WHAT YOU WILL DO:
Quote verbatim the lines of the records from the one containing "ncar-logo-icon (836, 756, 874, 780)" through the one containing "series-label-icon: ICON (454, 283, 483, 298)", with both of those lines included.

DATA:
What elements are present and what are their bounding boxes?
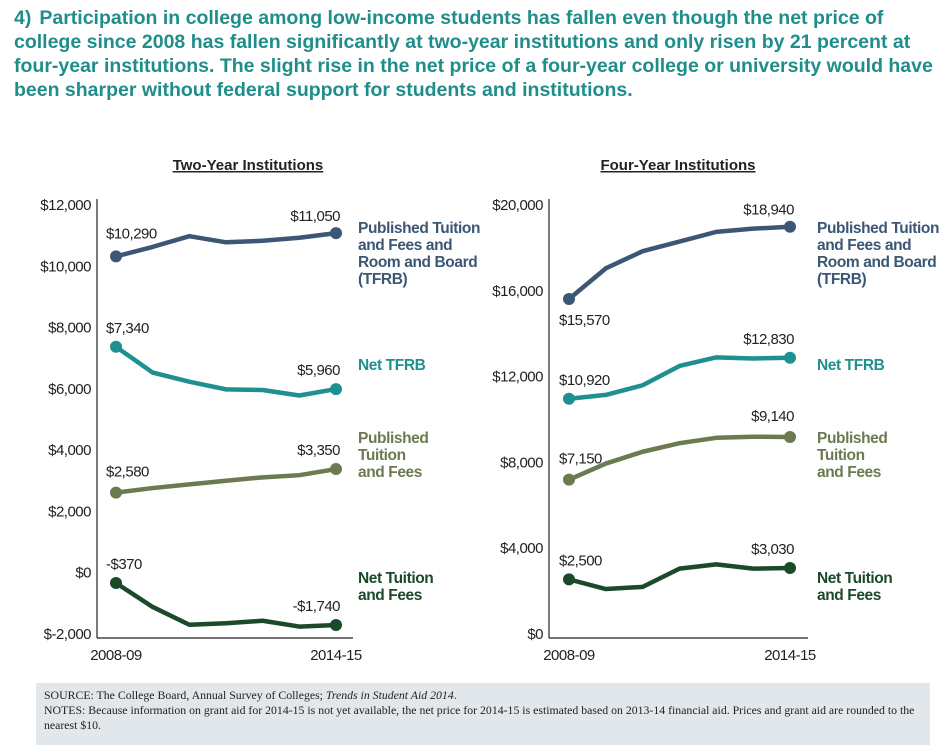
legend-label-published-tf: Published	[817, 430, 887, 447]
legend-label-tfrb: and Fees and	[817, 237, 911, 254]
source-end: .	[453, 688, 457, 702]
y-tick-label: $2,000	[48, 503, 91, 520]
series-line-net-tf	[568, 562, 791, 592]
source-line: SOURCE: The College Board, Annual Survey…	[44, 688, 922, 703]
y-tick-label: $0	[75, 565, 91, 582]
source-text: SOURCE: The College Board, Annual Survey…	[44, 688, 326, 702]
figure-title-text: Participation in college among low-incom…	[14, 7, 933, 101]
legend-label-published-tf: Tuition	[358, 447, 406, 464]
legend-label-net-tfrb: Net TFRB	[358, 357, 426, 374]
legend-label-tfrb: (TFRB)	[817, 271, 866, 288]
x-tick-label: 2008-09	[90, 647, 142, 664]
y-tick-label: $4,000	[48, 442, 91, 459]
data-label-start: $7,340	[106, 320, 149, 337]
legend-label-published-tf: and Fees	[358, 464, 422, 481]
x-tick-label: 2014-15	[764, 647, 816, 664]
source-notes: SOURCE: The College Board, Annual Survey…	[36, 683, 930, 745]
notes-line: NOTES: Because information on grant aid …	[44, 703, 915, 732]
data-label-end: $18,940	[743, 202, 794, 219]
data-point	[563, 573, 575, 586]
data-point	[563, 293, 575, 306]
data-point	[330, 227, 342, 240]
series-line-tfrb	[567, 224, 791, 301]
legend-label-tfrb: (TFRB)	[358, 271, 407, 288]
data-point	[110, 340, 122, 353]
legend-label-published-tf: and Fees	[817, 464, 881, 481]
series-line-net-tfrb	[114, 344, 337, 398]
legend-label-net-tf: and Fees	[358, 587, 422, 604]
series-line-net-tfrb	[568, 355, 791, 402]
series-line-published-tf	[115, 466, 337, 495]
data-point	[330, 383, 342, 396]
data-point	[563, 392, 575, 405]
series-line-published-tf	[568, 434, 791, 482]
source-publication: Trends in Student Aid 2014	[325, 688, 454, 702]
y-tick-label: $4,000	[500, 540, 543, 557]
y-tick-label: $-2,000	[44, 626, 92, 643]
y-tick-label: $16,000	[492, 283, 543, 300]
legend-label-net-tf: Net Tuition	[817, 570, 892, 587]
y-tick-label: $8,000	[500, 454, 543, 471]
legend-label-published-tf: Published	[358, 430, 428, 447]
legend-label-tfrb: and Fees and	[358, 237, 452, 254]
data-point	[784, 220, 796, 233]
y-tick-label: $20,000	[492, 197, 543, 214]
data-label-end: $3,350	[297, 442, 340, 459]
data-label-end: $5,960	[297, 362, 340, 379]
legend-label-tfrb: Room and Board	[817, 254, 936, 271]
y-tick-label: $0	[527, 626, 543, 643]
figure-title: 4) Participation in college among low-inc…	[14, 6, 939, 102]
data-label-start: $10,290	[106, 225, 157, 242]
y-tick-label: $6,000	[48, 381, 91, 398]
y-tick-label: $12,000	[40, 197, 91, 214]
figure-number: 4)	[14, 7, 32, 29]
data-point	[110, 577, 122, 590]
legend-label-published-tf: Tuition	[817, 447, 865, 464]
data-label-end: $9,140	[751, 408, 794, 425]
chart-title: Two-Year Institutions	[173, 157, 324, 174]
data-label-end: $11,050	[290, 208, 340, 225]
data-label-start: $10,920	[559, 372, 610, 389]
data-label-end: $3,030	[751, 541, 794, 558]
legend-label-tfrb: Published Tuition	[358, 220, 480, 237]
charts-canvas: Two-Year Institutions $-2,000 $0 $2,000 $4,0…	[40, 157, 939, 664]
legend-label-net-tfrb: Net TFRB	[817, 357, 885, 374]
data-label-start: -$370	[106, 556, 142, 573]
y-tick-label: $10,000	[40, 258, 91, 275]
y-tick-label: $12,000	[492, 369, 543, 386]
data-label-end: -$1,740	[293, 598, 341, 615]
data-label-end: $12,830	[743, 331, 794, 348]
data-point	[110, 250, 122, 263]
legend-label-tfrb: Room and Board	[358, 254, 477, 271]
data-point	[330, 463, 342, 476]
series-line-tfrb	[115, 230, 337, 259]
data-point	[784, 562, 796, 575]
data-point	[784, 430, 796, 443]
data-point	[784, 351, 796, 364]
x-tick-label: 2008-09	[543, 647, 595, 664]
x-tick-label: 2014-15	[310, 647, 362, 664]
data-point	[563, 473, 575, 486]
y-tick-label: $8,000	[48, 320, 91, 337]
data-label-start: $7,150	[559, 451, 602, 468]
data-label-start: $2,580	[106, 464, 149, 481]
legend-label-tfrb: Published Tuition	[817, 220, 939, 237]
data-point	[330, 619, 342, 632]
data-label-start: $2,500	[559, 552, 602, 569]
data-point	[110, 486, 122, 499]
legend-label-net-tf: and Fees	[817, 587, 881, 604]
legend-label-net-tf: Net Tuition	[358, 570, 433, 587]
data-label-start: $15,570	[559, 312, 610, 329]
chart-title: Four-Year Institutions	[600, 157, 755, 174]
series-line-net-tf	[114, 581, 337, 629]
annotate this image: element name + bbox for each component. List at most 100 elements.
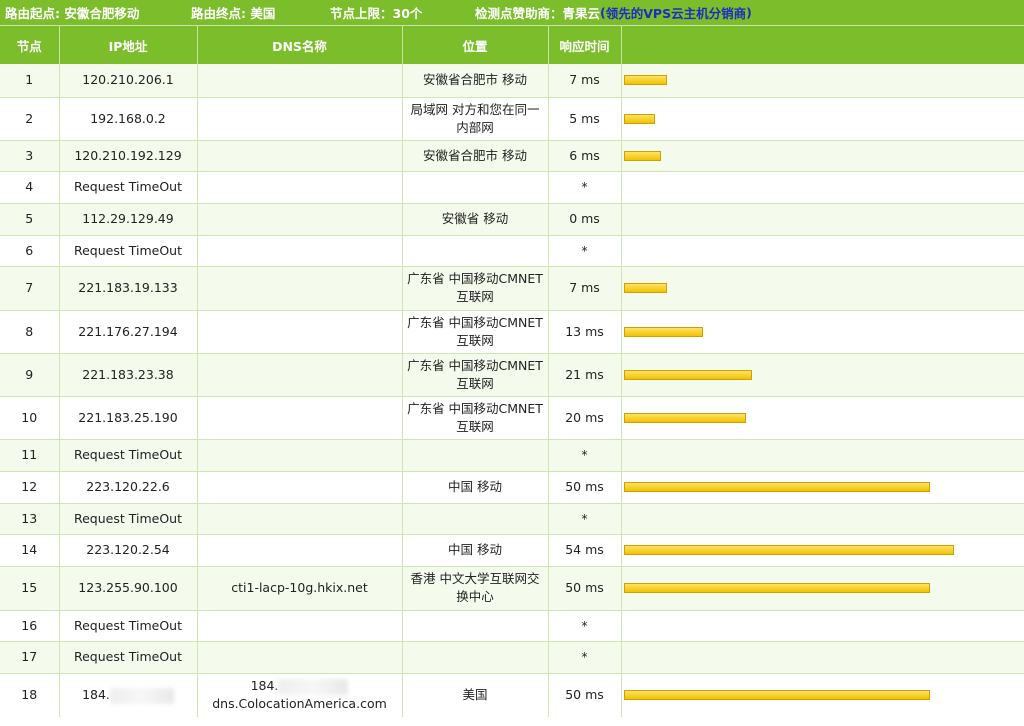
col-header-bar [621, 25, 1024, 64]
response-bar-cell [621, 266, 1024, 311]
response-bar-cell [621, 140, 1024, 172]
route-destination: 路由终点: 美国 [191, 6, 276, 21]
dns-name [197, 310, 403, 354]
response-bar-cell [621, 471, 1024, 504]
location [402, 641, 549, 674]
dns-name [197, 503, 403, 535]
table-row: 5 112.29.129.49 安徽省 移动 0 ms [0, 203, 1024, 236]
route-origin: 路由起点: 安徽合肥移动 [5, 6, 140, 21]
dns-name [197, 396, 403, 440]
sponsor-tagline-link[interactable]: 领先的VPS云主机分销商 [605, 6, 747, 21]
ip-address: 221.183.19.133 [59, 266, 198, 311]
ip-address: 221.183.25.190 [59, 396, 198, 440]
response-time-bar [623, 369, 752, 380]
response-time: * [548, 439, 622, 472]
hop-number: 3 [0, 140, 60, 172]
hop-number: 7 [0, 266, 60, 311]
table-row: 1 120.210.206.1 安徽省合肥市 移动 7 ms [0, 64, 1024, 98]
hop-number: 14 [0, 534, 60, 567]
ip-address: 223.120.22.6 [59, 471, 198, 504]
ip-address: Request TimeOut [59, 610, 198, 642]
response-bar-cell [621, 566, 1024, 611]
hop-number: 12 [0, 471, 60, 504]
response-time: 54 ms [548, 534, 622, 567]
sponsor-open-paren: ( [600, 5, 606, 20]
hop-limit: 节点上限：30个 [330, 6, 423, 21]
dns-name [197, 439, 403, 472]
sponsor-label: 检测点赞助商： [475, 6, 563, 21]
response-bar-cell [621, 310, 1024, 354]
table-row: 18 184. 184. dns.ColocationAmerica.com 美国 50 … [0, 673, 1024, 717]
table-row: 8 221.176.27.194 广东省 中国移动CMNET互联网 13 ms [0, 310, 1024, 354]
response-time: 7 ms [548, 266, 622, 311]
response-bar-cell [621, 235, 1024, 267]
location: 安徽省合肥市 移动 [402, 64, 549, 98]
dns-name [197, 235, 403, 267]
table-row: 17 Request TimeOut * [0, 641, 1024, 674]
ip-address: 120.210.192.129 [59, 140, 198, 172]
response-time-bar [623, 113, 655, 124]
response-time-bar [623, 75, 667, 86]
hop-number: 17 [0, 641, 60, 674]
ip-address: Request TimeOut [59, 503, 198, 535]
ip-address: Request TimeOut [59, 641, 198, 674]
location [402, 171, 549, 204]
table-row: 7 221.183.19.133 广东省 中国移动CMNET互联网 7 ms [0, 266, 1024, 311]
hop-number: 16 [0, 610, 60, 642]
sponsor-name-link[interactable]: 青果云 [562, 6, 601, 21]
traceroute-table: 节点 IP地址 DNS名称 位置 响应时间 1 120.210.206.1 安徽省合… [0, 25, 1024, 717]
ip-address: Request TimeOut [59, 235, 198, 267]
ip-address: 112.29.129.49 [59, 203, 198, 236]
table-row: 15 123.255.90.100 cti1-lacp-10g.hkix.net 香港… [0, 566, 1024, 611]
response-time: 21 ms [548, 353, 622, 397]
response-time: 5 ms [548, 97, 622, 141]
response-time-bar [623, 545, 954, 555]
response-time-bar [623, 283, 667, 293]
hop-number: 11 [0, 439, 60, 472]
dns-name: 184. dns.ColocationAmerica.com [197, 673, 403, 717]
response-bar-cell [621, 439, 1024, 472]
table-row: 12 223.120.22.6 中国 移动 50 ms [0, 471, 1024, 504]
hop-number: 1 [0, 64, 60, 98]
response-bar-cell [621, 396, 1024, 440]
col-header-response-time: 响应时间 [548, 25, 622, 64]
response-time-bar [623, 583, 930, 593]
location: 广东省 中国移动CMNET互联网 [402, 310, 549, 354]
dns-visible-part: 184. [250, 678, 279, 694]
location [402, 610, 549, 642]
response-bar-cell [621, 534, 1024, 567]
hop-number: 10 [0, 396, 60, 440]
response-time: 6 ms [548, 140, 622, 172]
dns-name [197, 266, 403, 311]
table-row: 4 Request TimeOut * [0, 171, 1024, 204]
table-row: 11 Request TimeOut * [0, 439, 1024, 472]
location: 广东省 中国移动CMNET互联网 [402, 353, 549, 397]
location: 广东省 中国移动CMNET互联网 [402, 266, 549, 311]
response-bar-cell [621, 203, 1024, 236]
ip-address: 221.183.23.38 [59, 353, 198, 397]
redacted-blur [278, 678, 349, 695]
response-time: 0 ms [548, 203, 622, 236]
response-bar-cell [621, 503, 1024, 535]
location: 中国 移动 [402, 471, 549, 504]
response-time: * [548, 610, 622, 642]
ip-address: 221.176.27.194 [59, 310, 198, 354]
dns-name [197, 641, 403, 674]
hop-number: 8 [0, 310, 60, 354]
location: 局域网 对方和您在同一内部网 [402, 97, 549, 141]
response-bar-cell [621, 673, 1024, 717]
response-time: * [548, 503, 622, 535]
table-row: 3 120.210.192.129 安徽省合肥市 移动 6 ms [0, 140, 1024, 172]
hop-number: 5 [0, 203, 60, 236]
response-bar-cell [621, 171, 1024, 204]
sponsor-close-paren: ) [746, 5, 752, 20]
location: 中国 移动 [402, 534, 549, 567]
table-row: 6 Request TimeOut * [0, 235, 1024, 267]
response-time-bar [623, 150, 661, 161]
hop-number: 6 [0, 235, 60, 267]
ip-address: 123.255.90.100 [59, 566, 198, 611]
ip-address: 184. [59, 673, 198, 717]
col-header-location: 位置 [402, 25, 549, 64]
col-header-dns: DNS名称 [197, 25, 403, 64]
location: 广东省 中国移动CMNET互联网 [402, 396, 549, 440]
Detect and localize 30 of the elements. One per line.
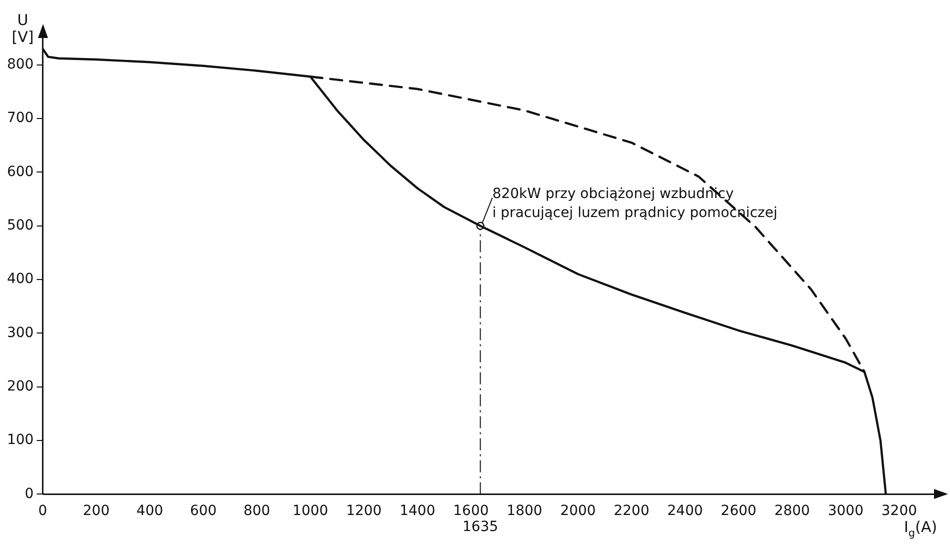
y-tick-label: 600 (6, 164, 34, 180)
ref-line-label: 1635 (462, 518, 498, 535)
x-tick-label: 800 (243, 503, 270, 520)
line-series (309, 76, 866, 373)
x-tick-label: 1200 (346, 503, 382, 520)
x-tick-label: 1800 (506, 503, 542, 520)
y-tick-label: 300 (6, 324, 34, 341)
y-tick-label: 100 (6, 432, 34, 448)
x-tick-label: 600 (190, 503, 217, 520)
x-tick-label: 2400 (667, 503, 703, 520)
x-tick-label: 2000 (560, 503, 596, 520)
x-tick-label: 0 (38, 503, 48, 520)
y-tick-label: 700 (6, 110, 34, 126)
y-tick-label: 0 (24, 486, 34, 502)
y-tick-label: 800 (6, 56, 34, 72)
x-tick-label: 400 (136, 503, 164, 520)
x-tick-label: 200 (82, 503, 110, 520)
x-tick-label: 1000 (292, 503, 328, 520)
y-axis-title: U [V] (12, 11, 34, 46)
y-tick-label: 500 (6, 217, 34, 234)
x-tick-label: 2600 (720, 503, 756, 520)
x-tick-label: 2200 (614, 503, 650, 520)
x-tick-label: 3000 (828, 503, 864, 520)
x-tick-label: 1600 (453, 503, 489, 520)
x-tick-label: 3200 (881, 503, 918, 520)
x-tick-label: 1400 (400, 503, 436, 520)
y-tick-label: 200 (6, 378, 34, 394)
annotation: 820kW przy obciążonej wzbudnicy i pracującej luzem prądnicy pomocniczej (492, 186, 778, 221)
x-tick-label: 2800 (774, 503, 810, 520)
y-tick-label: 400 (6, 271, 34, 288)
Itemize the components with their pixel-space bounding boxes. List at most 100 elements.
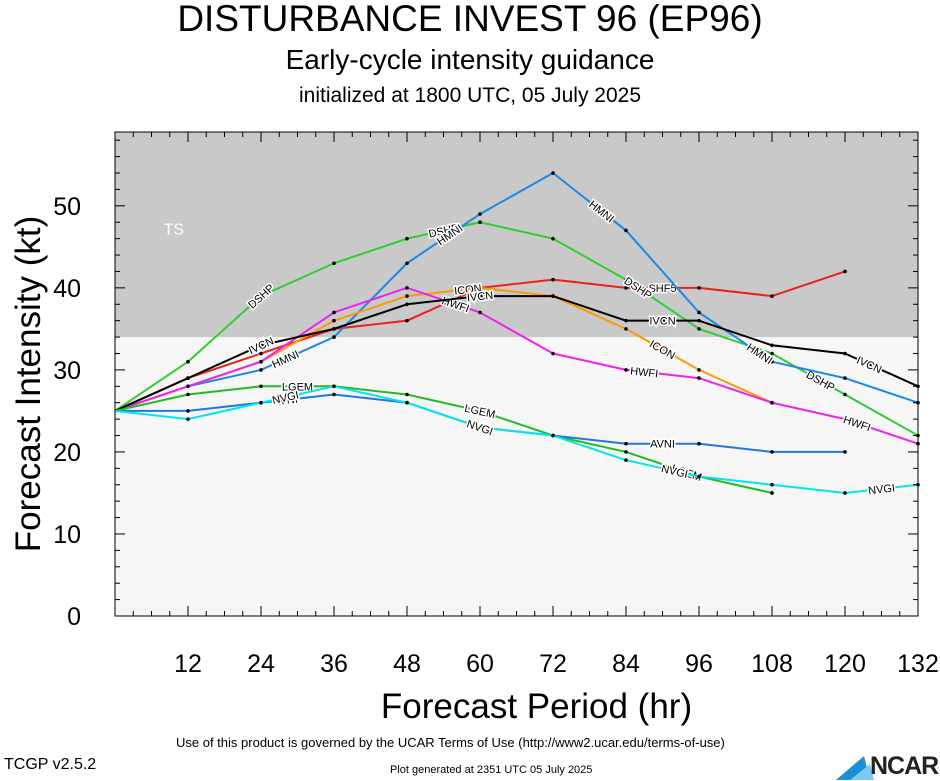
ncar-logo-icon (836, 756, 874, 780)
data-point-avni (697, 441, 701, 446)
data-point-icon (332, 318, 336, 323)
data-point-shf5 (770, 294, 774, 298)
data-point-ivcn (478, 294, 482, 298)
data-point-dshp (259, 294, 263, 298)
data-point-hmni (551, 171, 555, 175)
y-tick-label: 20 (53, 439, 81, 467)
generated-timestamp: Plot generated at 2351 UTC 05 July 2025 (390, 764, 593, 776)
data-point-nvgi (405, 400, 409, 405)
data-point-hmni (405, 261, 409, 266)
series-label-icon: ICON (454, 283, 483, 298)
data-point-icon (478, 286, 482, 290)
data-point-nvgi (478, 425, 482, 430)
series-label-ivcn: IVCN (466, 290, 494, 305)
series-line-dshp (114, 221, 919, 437)
data-point-shf5 (843, 269, 847, 274)
series-label-ivcn: IVCN (649, 316, 675, 328)
data-point-hwfi (478, 310, 482, 315)
chart-title: DISTURBANCE INVEST 96 (EP96) (177, 0, 763, 39)
x-tick-label: 96 (685, 650, 713, 678)
series-label-lgem: LGEM (282, 381, 313, 393)
data-point-dshp (186, 359, 190, 364)
data-point-lgem (405, 392, 409, 397)
data-point-hmni (843, 376, 847, 380)
data-point-hmni (697, 310, 701, 315)
data-point-dshp (843, 392, 847, 397)
data-point-hmni (478, 212, 482, 216)
data-point-shf5 (551, 277, 555, 282)
x-tick-label: 60 (466, 650, 494, 678)
series-line-nvgi (114, 385, 919, 494)
y-tick-label: 50 (53, 193, 81, 221)
data-point-dshp (332, 261, 336, 266)
x-tick-label: 108 (751, 650, 793, 678)
data-point-shf5 (405, 318, 409, 323)
x-tick-label: 12 (174, 650, 202, 678)
version-label: TCGP v2.5.2 (4, 756, 97, 773)
data-point-ivcn (259, 343, 263, 348)
data-point-hmni (624, 228, 628, 233)
y-tick-label: 10 (53, 521, 81, 549)
data-point-lgem (259, 384, 263, 389)
data-point-dshp (551, 236, 555, 241)
data-point-dshp (770, 351, 774, 356)
x-tick-label: 72 (539, 650, 567, 678)
data-point-dshp (624, 277, 628, 282)
data-point-lgem (478, 409, 482, 413)
data-point-nvgi (551, 433, 555, 438)
data-point-avni (332, 392, 336, 397)
data-point-dshp (478, 220, 482, 225)
data-point-hwfi (186, 384, 190, 389)
data-point-nvgi (843, 491, 847, 495)
series-line-lgem (114, 385, 773, 494)
y-tick-label: 30 (53, 357, 81, 385)
data-point-hwfi (405, 286, 409, 290)
data-point-nvgi (259, 400, 263, 405)
x-axis-title: Forecast Period (hr) (381, 687, 692, 726)
data-point-nvgi (770, 482, 774, 487)
data-point-hmni (770, 359, 774, 364)
data-point-shf5 (259, 351, 263, 356)
data-point-ivcn (405, 302, 409, 307)
data-point-hwfi (332, 310, 336, 315)
data-point-nvgi (697, 474, 701, 479)
data-point-avni (624, 441, 628, 446)
data-point-ivcn (186, 376, 190, 380)
data-point-hmni (332, 335, 336, 339)
data-point-ivcn (551, 294, 555, 298)
data-point-hwfi (624, 368, 628, 372)
x-tick-label: 84 (612, 650, 640, 678)
data-point-hmni (259, 368, 263, 372)
tropical-storm-band (115, 132, 918, 338)
init-time: initialized at 1800 UTC, 05 July 2025 (298, 84, 642, 107)
series-label-hwfi: HWFI (629, 365, 658, 380)
series-line-hwfi (114, 286, 919, 445)
data-point-nvgi (624, 458, 628, 462)
data-point-nvgi (186, 417, 190, 421)
data-point-avni (186, 409, 190, 413)
series-label-shf5: SHF5 (648, 283, 676, 295)
data-point-lgem (186, 392, 190, 397)
data-point-avni (770, 450, 774, 454)
y-tick-label: 0 (67, 603, 81, 631)
data-point-avni (843, 450, 847, 454)
data-point-icon (624, 327, 628, 331)
ts-label: TS (164, 222, 184, 239)
data-point-hwfi (770, 400, 774, 405)
terms-of-use-note: Use of this product is governed by the U… (176, 735, 725, 750)
data-point-shf5 (697, 286, 701, 290)
data-point-shf5 (624, 286, 628, 290)
data-point-lgem (624, 450, 628, 454)
data-point-lgem (770, 491, 774, 495)
data-point-icon (405, 294, 409, 298)
data-point-icon (697, 368, 701, 372)
data-point-ivcn (697, 318, 701, 323)
x-tick-label: 48 (393, 650, 421, 678)
ncar-logo-text: NCAR (870, 752, 939, 780)
x-tick-label: 132 (897, 650, 939, 678)
data-point-ivcn (624, 318, 628, 323)
data-point-ivcn (332, 327, 336, 331)
data-point-nvgi (332, 384, 336, 389)
data-point-hwfi (259, 359, 263, 364)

FULL ANSWER:
ncar-logo-icon (836, 756, 874, 780)
data-point-avni (697, 441, 701, 446)
data-point-icon (332, 318, 336, 323)
data-point-shf5 (770, 294, 774, 298)
data-point-ivcn (478, 294, 482, 298)
data-point-dshp (259, 294, 263, 298)
data-point-hmni (551, 171, 555, 175)
y-tick-label: 20 (53, 439, 81, 467)
generated-timestamp: Plot generated at 2351 UTC 05 July 2025 (390, 764, 593, 776)
data-point-nvgi (405, 400, 409, 405)
data-point-hmni (405, 261, 409, 266)
series-label-icon: ICON (454, 283, 483, 298)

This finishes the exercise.